[Records from a dataset]
++++++

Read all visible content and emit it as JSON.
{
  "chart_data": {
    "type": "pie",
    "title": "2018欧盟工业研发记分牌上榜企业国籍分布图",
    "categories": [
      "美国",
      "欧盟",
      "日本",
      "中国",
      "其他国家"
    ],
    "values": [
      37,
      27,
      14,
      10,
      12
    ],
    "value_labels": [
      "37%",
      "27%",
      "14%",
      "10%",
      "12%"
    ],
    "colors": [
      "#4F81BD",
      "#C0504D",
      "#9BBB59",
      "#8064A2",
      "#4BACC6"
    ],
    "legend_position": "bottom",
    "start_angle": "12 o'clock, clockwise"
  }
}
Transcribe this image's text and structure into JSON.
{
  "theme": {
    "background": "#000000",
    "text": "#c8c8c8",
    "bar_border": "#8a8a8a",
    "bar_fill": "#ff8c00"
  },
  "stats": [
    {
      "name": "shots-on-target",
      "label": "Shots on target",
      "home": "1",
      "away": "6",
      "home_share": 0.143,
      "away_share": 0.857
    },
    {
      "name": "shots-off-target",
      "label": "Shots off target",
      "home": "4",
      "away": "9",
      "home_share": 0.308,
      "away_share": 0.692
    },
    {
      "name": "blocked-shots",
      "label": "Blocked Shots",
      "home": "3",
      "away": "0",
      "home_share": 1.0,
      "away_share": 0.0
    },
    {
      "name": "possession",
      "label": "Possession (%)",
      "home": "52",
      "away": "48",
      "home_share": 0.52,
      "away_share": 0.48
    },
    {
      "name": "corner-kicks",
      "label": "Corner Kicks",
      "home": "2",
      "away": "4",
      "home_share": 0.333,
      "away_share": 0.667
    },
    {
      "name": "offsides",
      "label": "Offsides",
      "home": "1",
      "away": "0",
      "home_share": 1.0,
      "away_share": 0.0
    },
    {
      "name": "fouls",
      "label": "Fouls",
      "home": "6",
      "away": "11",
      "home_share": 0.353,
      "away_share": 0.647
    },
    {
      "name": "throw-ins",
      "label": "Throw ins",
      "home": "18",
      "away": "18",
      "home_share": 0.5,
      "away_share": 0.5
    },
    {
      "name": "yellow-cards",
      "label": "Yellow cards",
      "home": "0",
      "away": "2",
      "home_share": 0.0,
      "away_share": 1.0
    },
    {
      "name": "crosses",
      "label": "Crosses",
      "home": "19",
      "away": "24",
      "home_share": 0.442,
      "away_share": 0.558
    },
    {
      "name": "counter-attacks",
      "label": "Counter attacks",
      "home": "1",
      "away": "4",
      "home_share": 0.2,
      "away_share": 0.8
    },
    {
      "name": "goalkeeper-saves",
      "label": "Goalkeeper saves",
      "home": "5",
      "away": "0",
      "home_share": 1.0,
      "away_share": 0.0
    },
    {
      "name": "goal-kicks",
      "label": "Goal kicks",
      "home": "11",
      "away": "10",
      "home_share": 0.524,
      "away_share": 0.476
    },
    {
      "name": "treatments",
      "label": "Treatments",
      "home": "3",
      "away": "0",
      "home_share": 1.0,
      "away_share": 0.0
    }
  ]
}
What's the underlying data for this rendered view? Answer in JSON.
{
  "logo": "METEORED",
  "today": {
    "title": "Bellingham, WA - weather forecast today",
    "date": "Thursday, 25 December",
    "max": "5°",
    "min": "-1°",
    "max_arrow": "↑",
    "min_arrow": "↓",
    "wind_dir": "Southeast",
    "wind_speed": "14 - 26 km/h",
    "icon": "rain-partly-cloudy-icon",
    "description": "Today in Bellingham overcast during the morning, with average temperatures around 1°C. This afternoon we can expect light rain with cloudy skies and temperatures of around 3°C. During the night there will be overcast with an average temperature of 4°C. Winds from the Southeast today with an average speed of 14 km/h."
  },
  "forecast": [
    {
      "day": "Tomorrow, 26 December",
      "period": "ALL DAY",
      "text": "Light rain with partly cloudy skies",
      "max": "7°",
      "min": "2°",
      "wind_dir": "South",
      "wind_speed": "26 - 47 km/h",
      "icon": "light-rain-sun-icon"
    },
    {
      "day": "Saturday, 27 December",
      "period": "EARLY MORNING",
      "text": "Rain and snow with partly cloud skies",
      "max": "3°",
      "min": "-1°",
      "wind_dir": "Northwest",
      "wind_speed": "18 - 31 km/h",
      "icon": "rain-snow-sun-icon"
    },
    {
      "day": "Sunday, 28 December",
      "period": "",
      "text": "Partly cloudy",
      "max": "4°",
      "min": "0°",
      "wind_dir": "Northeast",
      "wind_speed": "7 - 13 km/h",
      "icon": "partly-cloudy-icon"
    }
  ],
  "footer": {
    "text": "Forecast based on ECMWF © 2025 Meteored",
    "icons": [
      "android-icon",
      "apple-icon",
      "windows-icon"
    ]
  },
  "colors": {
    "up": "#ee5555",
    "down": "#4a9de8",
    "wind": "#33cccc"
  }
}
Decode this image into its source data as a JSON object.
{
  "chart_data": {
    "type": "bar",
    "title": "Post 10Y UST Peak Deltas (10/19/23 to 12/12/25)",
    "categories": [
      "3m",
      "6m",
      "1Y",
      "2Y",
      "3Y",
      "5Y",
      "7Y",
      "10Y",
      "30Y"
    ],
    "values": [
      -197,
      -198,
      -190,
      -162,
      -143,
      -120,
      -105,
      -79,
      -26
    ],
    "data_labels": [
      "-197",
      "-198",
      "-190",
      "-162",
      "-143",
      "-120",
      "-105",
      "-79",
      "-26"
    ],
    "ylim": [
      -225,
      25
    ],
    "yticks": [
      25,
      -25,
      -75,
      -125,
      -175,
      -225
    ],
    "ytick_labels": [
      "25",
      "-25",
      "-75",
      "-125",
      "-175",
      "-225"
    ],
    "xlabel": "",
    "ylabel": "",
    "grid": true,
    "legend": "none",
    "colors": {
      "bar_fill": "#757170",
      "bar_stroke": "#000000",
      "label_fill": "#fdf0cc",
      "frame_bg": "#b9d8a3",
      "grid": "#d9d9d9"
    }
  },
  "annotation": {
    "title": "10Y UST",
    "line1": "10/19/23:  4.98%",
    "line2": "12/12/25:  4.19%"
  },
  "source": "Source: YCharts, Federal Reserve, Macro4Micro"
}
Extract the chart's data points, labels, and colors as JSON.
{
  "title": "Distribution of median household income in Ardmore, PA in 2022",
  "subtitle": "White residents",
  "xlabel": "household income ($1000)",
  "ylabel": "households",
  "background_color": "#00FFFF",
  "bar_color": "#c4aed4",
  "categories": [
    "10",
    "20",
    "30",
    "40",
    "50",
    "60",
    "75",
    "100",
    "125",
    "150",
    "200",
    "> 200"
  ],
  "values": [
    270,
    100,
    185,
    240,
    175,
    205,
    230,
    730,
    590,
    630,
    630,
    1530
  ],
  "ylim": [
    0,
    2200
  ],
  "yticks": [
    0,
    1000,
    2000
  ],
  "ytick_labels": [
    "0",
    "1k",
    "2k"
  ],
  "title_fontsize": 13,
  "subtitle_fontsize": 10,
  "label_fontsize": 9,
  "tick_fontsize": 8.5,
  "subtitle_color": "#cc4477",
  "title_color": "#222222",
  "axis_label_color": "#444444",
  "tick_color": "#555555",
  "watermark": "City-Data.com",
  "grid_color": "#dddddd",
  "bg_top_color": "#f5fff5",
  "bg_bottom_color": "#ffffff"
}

++++++

The exercise:
Extract each line from the listing above, please, and repeat it exactly.

Written answer:
Read all visible content and emit it as JSON.
{
  "chart_data": {
    "type": "pie",
    "title": "2018欧盟工业研发记分牌上榜企业国籍分布图",
    "categories": [
      "美国",
      "欧盟",
      "日本",
      "中国",
      "其他国家"
    ],
    "values": [
      37,
      27,
      14,
      10,
      12
    ],
    "value_labels": [
      "37%",
      "27%",
      "14%",
      "10%",
      "12%"
    ],
    "colors": [
      "#4F81BD",
      "#C0504D",
      "#9BBB59",
      "#8064A2",
      "#4BACC6"
    ],
    "legend_position": "bottom",
    "start_angle": "12 o'clock, clockwise"
  }
}
Transcribe this image's text and structure into JSON.
{
  "theme": {
    "background": "#000000",
    "text": "#c8c8c8",
    "bar_border": "#8a8a8a",
    "bar_fill": "#ff8c00"
  },
  "stats": [
    {
      "name": "shots-on-target",
      "label": "Shots on target",
      "home": "1",
      "away": "6",
      "home_share": 0.143,
      "away_share": 0.857
    },
    {
      "name": "shots-off-target",
      "label": "Shots off target",
      "home": "4",
      "away": "9",
      "home_share": 0.308,
      "away_share": 0.692
    },
    {
      "name": "blocked-shots",
      "label": "Blocked Shots",
      "home": "3",
      "away": "0",
      "home_share": 1.0,
      "away_share": 0.0
    },
    {
      "name": "possession",
      "label": "Possession (%)",
      "home": "52",
      "away": "48",
      "home_share": 0.52,
      "away_share": 0.48
    },
    {
      "name": "corner-kicks",
      "label": "Corner Kicks",
      "home": "2",
      "away": "4",
      "home_share": 0.333,
      "away_share": 0.667
    },
    {
      "name": "offsides",
      "label": "Offsides",
      "home": "1",
      "away": "0",
      "home_share": 1.0,
      "away_share": 0.0
    },
    {
      "name": "fouls",
      "label": "Fouls",
      "home": "6",
      "away": "11",
      "home_share": 0.353,
      "away_share": 0.647
    },
    {
      "name": "throw-ins",
      "label": "Throw ins",
      "home": "18",
      "away": "18",
      "home_share": 0.5,
      "away_share": 0.5
    },
    {
      "name": "yellow-cards",
      "label": "Yellow cards",
      "home": "0",
      "away": "2",
      "home_share": 0.0,
      "away_share": 1.0
    },
    {
      "name": "crosses",
      "label": "Crosses",
      "home": "19",
      "away": "24",
      "home_share": 0.442,
      "away_share": 0.558
    },
    {
      "name": "counter-attacks",
      "label": "Counter attacks",
      "home": "1",
      "away": "4",
      "home_share": 0.2,
      "away_share": 0.8
    },
    {
      "name": "goalkeeper-saves",
      "label": "Goalkeeper saves",
      "home": "5",
      "away": "0",
      "home_share": 1.0,
      "away_share": 0.0
    },
    {
      "name": "goal-kicks",
      "label": "Goal kicks",
      "home": "11",
      "away": "10",
      "home_share": 0.524,
      "away_share": 0.476
    },
    {
      "name": "treatments",
      "label": "Treatments",
      "home": "3",
      "away": "0",
      "home_share": 1.0,
      "away_share": 0.0
    }
  ]
}
What's the underlying data for this rendered view? Answer in JSON.
{
  "logo": "METEORED",
  "today": {
    "title": "Bellingham, WA - weather forecast today",
    "date": "Thursday, 25 December",
    "max": "5°",
    "min": "-1°",
    "max_arrow": "↑",
    "min_arrow": "↓",
    "wind_dir": "Southeast",
    "wind_speed": "14 - 26 km/h",
    "icon": "rain-partly-cloudy-icon",
    "description": "Today in Bellingham overcast during the morning, with average temperatures around 1°C. This afternoon we can expect light rain with cloudy skies and temperatures of around 3°C. During the night there will be overcast with an average temperature of 4°C. Winds from the Southeast today with an average speed of 14 km/h."
  },
  "forecast": [
    {
      "day": "Tomorrow, 26 December",
      "period": "ALL DAY",
      "text": "Light rain with partly cloudy skies",
      "max": "7°",
      "min": "2°",
      "wind_dir": "South",
      "wind_speed": "26 - 47 km/h",
      "icon": "light-rain-sun-icon"
    },
    {
      "day": "Saturday, 27 December",
      "period": "EARLY MORNING",
      "text": "Rain and snow with partly cloud skies",
      "max": "3°",
      "min": "-1°",
      "wind_dir": "Northwest",
      "wind_speed": "18 - 31 km/h",
      "icon": "rain-snow-sun-icon"
    },
    {
      "day": "Sunday, 28 December",
      "period": "",
      "text": "Partly cloudy",
      "max": "4°",
      "min": "0°",
      "wind_dir": "Northeast",
      "wind_speed": "7 - 13 km/h",
      "icon": "partly-cloudy-icon"
    }
  ],
  "footer": {
    "text": "Forecast based on ECMWF © 2025 Meteored",
    "icons": [
      "android-icon",
      "apple-icon",
      "windows-icon"
    ]
  },
  "colors": {
    "up": "#ee5555",
    "down": "#4a9de8",
    "wind": "#33cccc"
  }
}
Decode this image into its source data as a JSON object.
{
  "chart_data": {
    "type": "bar",
    "title": "Post 10Y UST Peak Deltas (10/19/23 to 12/12/25)",
    "categories": [
      "3m",
      "6m",
      "1Y",
      "2Y",
      "3Y",
      "5Y",
      "7Y",
      "10Y",
      "30Y"
    ],
    "values": [
      -197,
      -198,
      -190,
      -162,
      -143,
      -120,
      -105,
      -79,
      -26
    ],
    "data_labels": [
      "-197",
      "-198",
      "-190",
      "-162",
      "-143",
      "-120",
      "-105",
      "-79",
      "-26"
    ],
    "ylim": [
      -225,
      25
    ],
    "yticks": [
      25,
      -25,
      -75,
      -125,
      -175,
      -225
    ],
    "ytick_labels": [
      "25",
      "-25",
      "-75",
      "-125",
      "-175",
      "-225"
    ],
    "xlabel": "",
    "ylabel": "",
    "grid": true,
    "legend": "none",
    "colors": {
      "bar_fill": "#757170",
      "bar_stroke": "#000000",
      "label_fill": "#fdf0cc",
      "frame_bg": "#b9d8a3",
      "grid": "#d9d9d9"
    }
  },
  "annotation": {
    "title": "10Y UST",
    "line1": "10/19/23:  4.98%",
    "line2": "12/12/25:  4.19%"
  },
  "source": "Source: YCharts, Federal Reserve, Macro4Micro"
}
Extract the chart's data points, labels, and colors as JSON.
{
  "title": "Distribution of median household income in Ardmore, PA in 2022",
  "subtitle": "White residents",
  "xlabel": "household income ($1000)",
  "ylabel": "households",
  "background_color": "#00FFFF",
  "bar_color": "#c4aed4",
  "categories": [
    "10",
    "20",
    "30",
    "40",
    "50",
    "60",
    "75",
    "100",
    "125",
    "150",
    "200",
    "> 200"
  ],
  "values": [
    270,
    100,
    185,
    240,
    175,
    205,
    230,
    730,
    590,
    630,
    630,
    1530
  ],
  "ylim": [
    0,
    2200
  ],
  "yticks": [
    0,
    1000,
    2000
  ],
  "ytick_labels": [
    "0",
    "1k",
    "2k"
  ],
  "title_fontsize": 13,
  "subtitle_fontsize": 10,
  "label_fontsize": 9,
  "tick_fontsize": 8.5,
  "subtitle_color": "#cc4477",
  "title_color": "#222222",
  "axis_label_color": "#444444",
  "tick_color": "#555555",
  "watermark": "City-Data.com",
  "grid_color": "#dddddd",
  "bg_top_color": "#f5fff5",
  "bg_bottom_color": "#ffffff"
}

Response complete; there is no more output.